> **Exercise prompt**: Reproduce all records exactly.

> **Excerpted data**:
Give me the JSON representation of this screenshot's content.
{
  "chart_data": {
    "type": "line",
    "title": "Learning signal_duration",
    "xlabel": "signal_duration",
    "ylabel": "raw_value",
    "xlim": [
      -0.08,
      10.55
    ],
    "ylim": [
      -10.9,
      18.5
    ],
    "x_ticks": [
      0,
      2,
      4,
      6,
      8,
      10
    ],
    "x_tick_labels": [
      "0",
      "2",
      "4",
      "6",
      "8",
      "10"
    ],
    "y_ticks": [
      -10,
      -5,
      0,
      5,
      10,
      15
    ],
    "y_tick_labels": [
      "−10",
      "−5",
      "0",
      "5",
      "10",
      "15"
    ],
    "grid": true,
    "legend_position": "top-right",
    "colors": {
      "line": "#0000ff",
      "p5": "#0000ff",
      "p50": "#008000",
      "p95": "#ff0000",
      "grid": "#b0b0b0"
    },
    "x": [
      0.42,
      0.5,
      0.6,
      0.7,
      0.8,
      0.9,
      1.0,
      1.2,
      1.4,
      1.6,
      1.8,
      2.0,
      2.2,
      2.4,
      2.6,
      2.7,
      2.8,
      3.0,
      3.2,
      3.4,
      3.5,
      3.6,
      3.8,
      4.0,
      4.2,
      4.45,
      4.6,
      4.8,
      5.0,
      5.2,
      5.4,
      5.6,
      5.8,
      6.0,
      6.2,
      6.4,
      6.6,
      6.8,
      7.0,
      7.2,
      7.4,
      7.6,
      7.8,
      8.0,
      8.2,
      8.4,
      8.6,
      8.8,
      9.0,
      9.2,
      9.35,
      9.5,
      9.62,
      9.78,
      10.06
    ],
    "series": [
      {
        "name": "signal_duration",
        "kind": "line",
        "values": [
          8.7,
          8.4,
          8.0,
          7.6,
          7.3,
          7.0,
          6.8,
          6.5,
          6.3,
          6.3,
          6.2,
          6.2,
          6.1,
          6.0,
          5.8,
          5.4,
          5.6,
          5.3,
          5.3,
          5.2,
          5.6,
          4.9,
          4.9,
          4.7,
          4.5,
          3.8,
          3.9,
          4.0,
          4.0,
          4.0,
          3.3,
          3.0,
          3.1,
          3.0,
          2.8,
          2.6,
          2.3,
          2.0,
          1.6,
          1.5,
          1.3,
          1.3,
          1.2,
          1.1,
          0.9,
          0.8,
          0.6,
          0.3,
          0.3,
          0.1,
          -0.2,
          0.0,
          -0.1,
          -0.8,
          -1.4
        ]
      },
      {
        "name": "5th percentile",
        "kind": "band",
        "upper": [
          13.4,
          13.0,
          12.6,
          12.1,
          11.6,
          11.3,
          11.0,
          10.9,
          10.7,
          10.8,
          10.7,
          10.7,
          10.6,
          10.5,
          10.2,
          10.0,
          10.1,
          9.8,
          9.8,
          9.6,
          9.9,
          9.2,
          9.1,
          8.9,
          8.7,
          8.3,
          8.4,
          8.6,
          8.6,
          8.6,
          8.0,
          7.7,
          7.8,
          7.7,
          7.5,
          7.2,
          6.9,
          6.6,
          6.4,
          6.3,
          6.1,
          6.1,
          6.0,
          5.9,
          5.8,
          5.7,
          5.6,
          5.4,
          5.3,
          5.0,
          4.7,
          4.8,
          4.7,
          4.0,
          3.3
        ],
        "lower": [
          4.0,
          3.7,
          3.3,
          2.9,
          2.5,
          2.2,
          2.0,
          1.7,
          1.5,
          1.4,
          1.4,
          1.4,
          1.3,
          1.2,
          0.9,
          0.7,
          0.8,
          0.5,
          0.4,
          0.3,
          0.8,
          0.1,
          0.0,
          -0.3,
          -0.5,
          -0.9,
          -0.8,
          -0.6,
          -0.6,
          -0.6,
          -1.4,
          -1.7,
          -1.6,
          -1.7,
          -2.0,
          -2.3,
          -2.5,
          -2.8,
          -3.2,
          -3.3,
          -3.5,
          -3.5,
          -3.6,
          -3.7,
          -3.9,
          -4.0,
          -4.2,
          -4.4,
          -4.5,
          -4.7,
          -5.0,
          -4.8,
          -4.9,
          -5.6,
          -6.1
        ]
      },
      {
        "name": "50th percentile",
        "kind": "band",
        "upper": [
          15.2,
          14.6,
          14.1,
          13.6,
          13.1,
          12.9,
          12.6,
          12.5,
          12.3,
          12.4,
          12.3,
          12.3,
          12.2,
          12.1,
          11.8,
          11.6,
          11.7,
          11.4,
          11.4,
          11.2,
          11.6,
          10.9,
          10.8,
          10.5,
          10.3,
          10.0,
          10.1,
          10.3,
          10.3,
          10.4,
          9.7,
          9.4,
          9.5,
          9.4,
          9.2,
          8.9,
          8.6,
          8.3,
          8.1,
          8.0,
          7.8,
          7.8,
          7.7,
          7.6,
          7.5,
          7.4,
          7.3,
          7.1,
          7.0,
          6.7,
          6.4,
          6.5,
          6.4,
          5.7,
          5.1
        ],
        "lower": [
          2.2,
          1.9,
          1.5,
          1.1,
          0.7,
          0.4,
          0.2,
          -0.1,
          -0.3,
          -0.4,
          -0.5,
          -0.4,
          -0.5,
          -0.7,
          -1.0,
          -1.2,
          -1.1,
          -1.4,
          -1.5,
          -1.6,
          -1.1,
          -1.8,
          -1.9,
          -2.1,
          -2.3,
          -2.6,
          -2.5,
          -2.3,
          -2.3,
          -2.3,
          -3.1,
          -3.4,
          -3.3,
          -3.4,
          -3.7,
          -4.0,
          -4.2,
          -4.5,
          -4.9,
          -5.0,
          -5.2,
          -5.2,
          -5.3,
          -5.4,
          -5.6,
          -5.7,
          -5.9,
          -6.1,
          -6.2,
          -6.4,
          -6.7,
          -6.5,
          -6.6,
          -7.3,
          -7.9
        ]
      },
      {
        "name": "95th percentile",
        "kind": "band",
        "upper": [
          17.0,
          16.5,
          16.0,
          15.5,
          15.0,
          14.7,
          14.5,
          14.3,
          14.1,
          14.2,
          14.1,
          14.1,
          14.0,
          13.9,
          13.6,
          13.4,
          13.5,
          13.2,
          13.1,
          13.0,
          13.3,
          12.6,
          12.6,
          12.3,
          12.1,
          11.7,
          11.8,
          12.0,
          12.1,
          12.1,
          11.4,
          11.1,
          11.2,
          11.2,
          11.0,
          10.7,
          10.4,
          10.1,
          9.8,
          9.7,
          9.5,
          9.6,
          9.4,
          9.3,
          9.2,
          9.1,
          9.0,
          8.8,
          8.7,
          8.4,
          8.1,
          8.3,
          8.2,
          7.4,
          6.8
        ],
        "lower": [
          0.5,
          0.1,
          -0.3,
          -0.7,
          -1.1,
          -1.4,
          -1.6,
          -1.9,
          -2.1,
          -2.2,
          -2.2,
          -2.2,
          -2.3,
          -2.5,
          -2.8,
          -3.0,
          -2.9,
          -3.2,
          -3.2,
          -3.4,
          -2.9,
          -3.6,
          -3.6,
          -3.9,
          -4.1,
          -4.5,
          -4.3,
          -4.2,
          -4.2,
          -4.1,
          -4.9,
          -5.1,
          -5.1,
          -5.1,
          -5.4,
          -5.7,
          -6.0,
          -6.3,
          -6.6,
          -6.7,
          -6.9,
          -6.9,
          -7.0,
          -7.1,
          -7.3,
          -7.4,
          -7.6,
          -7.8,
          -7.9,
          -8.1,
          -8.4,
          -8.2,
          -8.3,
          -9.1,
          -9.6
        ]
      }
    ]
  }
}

> **Response for this exercise**:
Give me the JSON representation of this screenshot's content.
{
  "chart_data": {
    "type": "line",
    "title": "Learning signal_duration",
    "xlabel": "signal_duration",
    "ylabel": "raw_value",
    "xlim": [
      -0.08,
      10.55
    ],
    "ylim": [
      -10.9,
      18.5
    ],
    "x_ticks": [
      0,
      2,
      4,
      6,
      8,
      10
    ],
    "x_tick_labels": [
      "0",
      "2",
      "4",
      "6",
      "8",
      "10"
    ],
    "y_ticks": [
      -10,
      -5,
      0,
      5,
      10,
      15
    ],
    "y_tick_labels": [
      "−10",
      "−5",
      "0",
      "5",
      "10",
      "15"
    ],
    "grid": true,
    "legend_position": "top-right",
    "colors": {
      "line": "#0000ff",
      "p5": "#0000ff",
      "p50": "#008000",
      "p95": "#ff0000",
      "grid": "#b0b0b0"
    },
    "x": [
      0.42,
      0.5,
      0.6,
      0.7,
      0.8,
      0.9,
      1.0,
      1.2,
      1.4,
      1.6,
      1.8,
      2.0,
      2.2,
      2.4,
      2.6,
      2.7,
      2.8,
      3.0,
      3.2,
      3.4,
      3.5,
      3.6,
      3.8,
      4.0,
      4.2,
      4.45,
      4.6,
      4.8,
      5.0,
      5.2,
      5.4,
      5.6,
      5.8,
      6.0,
      6.2,
      6.4,
      6.6,
      6.8,
      7.0,
      7.2,
      7.4,
      7.6,
      7.8,
      8.0,
      8.2,
      8.4,
      8.6,
      8.8,
      9.0,
      9.2,
      9.35,
      9.5,
      9.62,
      9.78,
      10.06
    ],
    "series": [
      {
        "name": "signal_duration",
        "kind": "line",
        "values": [
          8.7,
          8.4,
          8.0,
          7.6,
          7.3,
          7.0,
          6.8,
          6.5,
          6.3,
          6.3,
          6.2,
          6.2,
          6.1,
          6.0,
          5.8,
          5.4,
          5.6,
          5.3,
          5.3,
          5.2,
          5.6,
          4.9,
          4.9,
          4.7,
          4.5,
          3.8,
          3.9,
          4.0,
          4.0,
          4.0,
          3.3,
          3.0,
          3.1,
          3.0,
          2.8,
          2.6,
          2.3,
          2.0,
          1.6,
          1.5,
          1.3,
          1.3,
          1.2,
          1.1,
          0.9,
          0.8,
          0.6,
          0.3,
          0.3,
          0.1,
          -0.2,
          0.0,
          -0.1,
          -0.8,
          -1.4
        ]
      },
      {
        "name": "5th percentile",
        "kind": "band",
        "upper": [
          13.4,
          13.0,
          12.6,
          12.1,
          11.6,
          11.3,
          11.0,
          10.9,
          10.7,
          10.8,
          10.7,
          10.7,
          10.6,
          10.5,
          10.2,
          10.0,
          10.1,
          9.8,
          9.8,
          9.6,
          9.9,
          9.2,
          9.1,
          8.9,
          8.7,
          8.3,
          8.4,
          8.6,
          8.6,
          8.6,
          8.0,
          7.7,
          7.8,
          7.7,
          7.5,
          7.2,
          6.9,
          6.6,
          6.4,
          6.3,
          6.1,
          6.1,
          6.0,
          5.9,
          5.8,
          5.7,
          5.6,
          5.4,
          5.3,
          5.0,
          4.7,
          4.8,
          4.7,
          4.0,
          3.3
        ],
        "lower": [
          4.0,
          3.7,
          3.3,
          2.9,
          2.5,
          2.2,
          2.0,
          1.7,
          1.5,
          1.4,
          1.4,
          1.4,
          1.3,
          1.2,
          0.9,
          0.7,
          0.8,
          0.5,
          0.4,
          0.3,
          0.8,
          0.1,
          0.0,
          -0.3,
          -0.5,
          -0.9,
          -0.8,
          -0.6,
          -0.6,
          -0.6,
          -1.4,
          -1.7,
          -1.6,
          -1.7,
          -2.0,
          -2.3,
          -2.5,
          -2.8,
          -3.2,
          -3.3,
          -3.5,
          -3.5,
          -3.6,
          -3.7,
          -3.9,
          -4.0,
          -4.2,
          -4.4,
          -4.5,
          -4.7,
          -5.0,
          -4.8,
          -4.9,
          -5.6,
          -6.1
        ]
      },
      {
        "name": "50th percentile",
        "kind": "band",
        "upper": [
          15.2,
          14.6,
          14.1,
          13.6,
          13.1,
          12.9,
          12.6,
          12.5,
          12.3,
          12.4,
          12.3,
          12.3,
          12.2,
          12.1,
          11.8,
          11.6,
          11.7,
          11.4,
          11.4,
          11.2,
          11.6,
          10.9,
          10.8,
          10.5,
          10.3,
          10.0,
          10.1,
          10.3,
          10.3,
          10.4,
          9.7,
          9.4,
          9.5,
          9.4,
          9.2,
          8.9,
          8.6,
          8.3,
          8.1,
          8.0,
          7.8,
          7.8,
          7.7,
          7.6,
          7.5,
          7.4,
          7.3,
          7.1,
          7.0,
          6.7,
          6.4,
          6.5,
          6.4,
          5.7,
          5.1
        ],
        "lower": [
          2.2,
          1.9,
          1.5,
          1.1,
          0.7,
          0.4,
          0.2,
          -0.1,
          -0.3,
          -0.4,
          -0.5,
          -0.4,
          -0.5,
          -0.7,
          -1.0,
          -1.2,
          -1.1,
          -1.4,
          -1.5,
          -1.6,
          -1.1,
          -1.8,
          -1.9,
          -2.1,
          -2.3,
          -2.6,
          -2.5,
          -2.3,
          -2.3,
          -2.3,
          -3.1,
          -3.4,
          -3.3,
          -3.4,
          -3.7,
          -4.0,
          -4.2,
          -4.5,
          -4.9,
          -5.0,
          -5.2,
          -5.2,
          -5.3,
          -5.4,
          -5.6,
          -5.7,
          -5.9,
          -6.1,
          -6.2,
          -6.4,
          -6.7,
          -6.5,
          -6.6,
          -7.3,
          -7.9
        ]
      },
      {
        "name": "95th percentile",
        "kind": "band",
        "upper": [
          17.0,
          16.5,
          16.0,
          15.5,
          15.0,
          14.7,
          14.5,
          14.3,
          14.1,
          14.2,
          14.1,
          14.1,
          14.0,
          13.9,
          13.6,
          13.4,
          13.5,
          13.2,
          13.1,
          13.0,
          13.3,
          12.6,
          12.6,
          12.3,
          12.1,
          11.7,
          11.8,
          12.0,
          12.1,
          12.1,
          11.4,
          11.1,
          11.2,
          11.2,
          11.0,
          10.7,
          10.4,
          10.1,
          9.8,
          9.7,
          9.5,
          9.6,
          9.4,
          9.3,
          9.2,
          9.1,
          9.0,
          8.8,
          8.7,
          8.4,
          8.1,
          8.3,
          8.2,
          7.4,
          6.8
        ],
        "lower": [
          0.5,
          0.1,
          -0.3,
          -0.7,
          -1.1,
          -1.4,
          -1.6,
          -1.9,
          -2.1,
          -2.2,
          -2.2,
          -2.2,
          -2.3,
          -2.5,
          -2.8,
          -3.0,
          -2.9,
          -3.2,
          -3.2,
          -3.4,
          -2.9,
          -3.6,
          -3.6,
          -3.9,
          -4.1,
          -4.5,
          -4.3,
          -4.2,
          -4.2,
          -4.1,
          -4.9,
          -5.1,
          -5.1,
          -5.1,
          -5.4,
          -5.7,
          -6.0,
          -6.3,
          -6.6,
          -6.7,
          -6.9,
          -6.9,
          -7.0,
          -7.1,
          -7.3,
          -7.4,
          -7.6,
          -7.8,
          -7.9,
          -8.1,
          -8.4,
          -8.2,
          -8.3,
          -9.1,
          -9.6
        ]
      }
    ]
  }
}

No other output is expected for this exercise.